▸ **DIRECTIONS FOR THIS TASK**
Using the data below, copy each line that includes the word "photo".

▸ **RECORDS**
## Start

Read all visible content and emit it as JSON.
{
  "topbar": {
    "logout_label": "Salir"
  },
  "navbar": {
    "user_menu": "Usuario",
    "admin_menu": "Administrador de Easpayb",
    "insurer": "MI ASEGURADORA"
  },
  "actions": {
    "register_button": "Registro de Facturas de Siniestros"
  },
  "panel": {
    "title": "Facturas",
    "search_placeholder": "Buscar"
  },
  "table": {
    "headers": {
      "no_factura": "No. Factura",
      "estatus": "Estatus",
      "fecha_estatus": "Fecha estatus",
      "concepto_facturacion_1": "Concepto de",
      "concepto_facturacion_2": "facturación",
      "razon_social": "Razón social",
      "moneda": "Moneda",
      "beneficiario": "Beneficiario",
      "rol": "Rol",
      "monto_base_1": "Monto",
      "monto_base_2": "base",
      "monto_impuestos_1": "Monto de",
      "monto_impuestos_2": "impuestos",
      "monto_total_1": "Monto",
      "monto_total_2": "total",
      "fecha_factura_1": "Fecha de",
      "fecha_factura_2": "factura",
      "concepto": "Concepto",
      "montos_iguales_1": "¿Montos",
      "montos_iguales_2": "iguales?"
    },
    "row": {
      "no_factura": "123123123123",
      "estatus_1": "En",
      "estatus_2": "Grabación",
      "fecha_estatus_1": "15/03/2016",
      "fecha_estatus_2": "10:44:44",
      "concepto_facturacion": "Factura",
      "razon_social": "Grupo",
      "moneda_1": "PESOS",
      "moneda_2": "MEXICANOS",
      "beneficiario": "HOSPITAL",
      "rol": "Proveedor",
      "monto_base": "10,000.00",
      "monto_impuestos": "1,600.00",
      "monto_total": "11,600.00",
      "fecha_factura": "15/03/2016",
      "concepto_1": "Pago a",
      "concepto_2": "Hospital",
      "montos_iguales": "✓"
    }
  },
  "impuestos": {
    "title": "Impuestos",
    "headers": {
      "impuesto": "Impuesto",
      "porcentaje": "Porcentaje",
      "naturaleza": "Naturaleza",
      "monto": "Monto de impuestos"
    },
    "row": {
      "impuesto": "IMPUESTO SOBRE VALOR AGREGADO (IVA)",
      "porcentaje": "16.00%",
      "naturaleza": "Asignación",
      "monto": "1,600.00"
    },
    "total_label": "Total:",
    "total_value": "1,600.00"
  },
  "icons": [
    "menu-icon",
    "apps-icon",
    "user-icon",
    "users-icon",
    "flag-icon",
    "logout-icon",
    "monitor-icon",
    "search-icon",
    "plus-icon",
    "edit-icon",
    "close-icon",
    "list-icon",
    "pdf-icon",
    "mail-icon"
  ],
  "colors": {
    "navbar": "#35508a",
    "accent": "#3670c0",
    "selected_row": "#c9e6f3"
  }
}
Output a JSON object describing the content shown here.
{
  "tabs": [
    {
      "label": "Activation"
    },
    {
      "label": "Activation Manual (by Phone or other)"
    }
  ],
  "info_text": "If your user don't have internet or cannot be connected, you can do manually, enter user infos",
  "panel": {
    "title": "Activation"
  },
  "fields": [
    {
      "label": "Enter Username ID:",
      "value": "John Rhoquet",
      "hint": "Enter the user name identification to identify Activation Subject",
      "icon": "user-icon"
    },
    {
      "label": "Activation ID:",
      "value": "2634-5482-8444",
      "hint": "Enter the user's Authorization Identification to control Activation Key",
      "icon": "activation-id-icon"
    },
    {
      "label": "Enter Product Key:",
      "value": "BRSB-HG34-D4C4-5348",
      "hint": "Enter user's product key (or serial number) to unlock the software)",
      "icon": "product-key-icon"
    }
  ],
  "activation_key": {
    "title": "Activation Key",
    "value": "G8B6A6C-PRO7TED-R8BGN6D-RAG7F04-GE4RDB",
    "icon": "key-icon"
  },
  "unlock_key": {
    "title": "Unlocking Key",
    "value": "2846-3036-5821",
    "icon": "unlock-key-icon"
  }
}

## End
## Start

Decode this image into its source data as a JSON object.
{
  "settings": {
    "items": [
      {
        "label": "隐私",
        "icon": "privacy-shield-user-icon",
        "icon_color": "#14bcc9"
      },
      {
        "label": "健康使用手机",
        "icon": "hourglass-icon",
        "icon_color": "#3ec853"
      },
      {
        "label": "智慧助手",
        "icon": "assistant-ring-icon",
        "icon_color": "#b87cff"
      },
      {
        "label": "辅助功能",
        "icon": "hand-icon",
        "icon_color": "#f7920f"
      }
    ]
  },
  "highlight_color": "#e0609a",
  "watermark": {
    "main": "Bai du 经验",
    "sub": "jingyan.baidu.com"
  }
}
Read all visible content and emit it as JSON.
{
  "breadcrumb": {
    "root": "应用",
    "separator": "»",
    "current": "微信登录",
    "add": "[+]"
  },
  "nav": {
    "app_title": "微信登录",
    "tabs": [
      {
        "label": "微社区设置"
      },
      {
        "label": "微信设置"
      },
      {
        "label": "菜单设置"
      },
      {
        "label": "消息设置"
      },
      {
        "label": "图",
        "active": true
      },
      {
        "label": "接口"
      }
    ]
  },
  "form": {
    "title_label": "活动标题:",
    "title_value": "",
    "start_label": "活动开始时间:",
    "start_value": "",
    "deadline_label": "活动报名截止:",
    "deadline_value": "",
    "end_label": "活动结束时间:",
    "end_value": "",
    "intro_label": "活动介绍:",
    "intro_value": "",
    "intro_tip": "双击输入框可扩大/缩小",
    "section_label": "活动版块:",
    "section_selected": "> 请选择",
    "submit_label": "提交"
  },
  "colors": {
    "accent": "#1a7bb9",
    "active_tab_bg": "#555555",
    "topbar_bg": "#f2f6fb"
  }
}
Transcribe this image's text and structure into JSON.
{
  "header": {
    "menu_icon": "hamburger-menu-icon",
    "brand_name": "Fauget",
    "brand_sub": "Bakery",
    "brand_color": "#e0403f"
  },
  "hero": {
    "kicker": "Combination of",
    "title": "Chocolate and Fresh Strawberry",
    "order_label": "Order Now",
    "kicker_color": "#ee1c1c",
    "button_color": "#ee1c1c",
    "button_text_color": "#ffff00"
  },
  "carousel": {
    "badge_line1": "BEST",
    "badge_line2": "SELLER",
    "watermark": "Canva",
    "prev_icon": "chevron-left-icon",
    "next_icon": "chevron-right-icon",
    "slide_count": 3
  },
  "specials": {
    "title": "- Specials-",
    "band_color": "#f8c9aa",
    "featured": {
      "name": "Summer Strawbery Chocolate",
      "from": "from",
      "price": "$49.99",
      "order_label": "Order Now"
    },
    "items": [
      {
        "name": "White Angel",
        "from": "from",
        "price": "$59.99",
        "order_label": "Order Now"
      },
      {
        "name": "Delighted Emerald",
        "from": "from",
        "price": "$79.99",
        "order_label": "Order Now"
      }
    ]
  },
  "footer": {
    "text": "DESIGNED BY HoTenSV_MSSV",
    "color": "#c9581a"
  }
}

## End
## Start

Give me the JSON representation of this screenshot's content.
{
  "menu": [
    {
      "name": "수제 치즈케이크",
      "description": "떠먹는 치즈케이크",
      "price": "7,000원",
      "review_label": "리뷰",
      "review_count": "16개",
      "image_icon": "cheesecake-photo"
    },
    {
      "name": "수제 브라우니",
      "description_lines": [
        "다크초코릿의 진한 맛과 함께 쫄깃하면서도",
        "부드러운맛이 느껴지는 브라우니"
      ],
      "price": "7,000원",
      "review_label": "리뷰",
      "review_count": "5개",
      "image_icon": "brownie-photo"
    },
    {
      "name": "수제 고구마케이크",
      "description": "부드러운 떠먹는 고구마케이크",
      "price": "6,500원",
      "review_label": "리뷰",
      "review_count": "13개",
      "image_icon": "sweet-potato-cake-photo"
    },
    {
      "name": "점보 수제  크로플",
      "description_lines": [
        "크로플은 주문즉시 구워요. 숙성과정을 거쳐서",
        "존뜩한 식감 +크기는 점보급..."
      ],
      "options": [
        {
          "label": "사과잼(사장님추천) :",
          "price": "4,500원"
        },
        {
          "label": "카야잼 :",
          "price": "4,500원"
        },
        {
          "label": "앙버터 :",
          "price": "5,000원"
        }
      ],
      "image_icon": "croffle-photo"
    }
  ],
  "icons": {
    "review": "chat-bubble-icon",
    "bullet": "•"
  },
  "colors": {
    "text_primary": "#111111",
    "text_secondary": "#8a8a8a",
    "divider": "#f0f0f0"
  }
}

## End

▸ **TASK SOLUTION**
      "image_icon": "cheesecake-photo"
      "image_icon": "brownie-photo"
      "image_icon": "sweet-potato-cake-photo"
      "image_icon": "croffle-photo"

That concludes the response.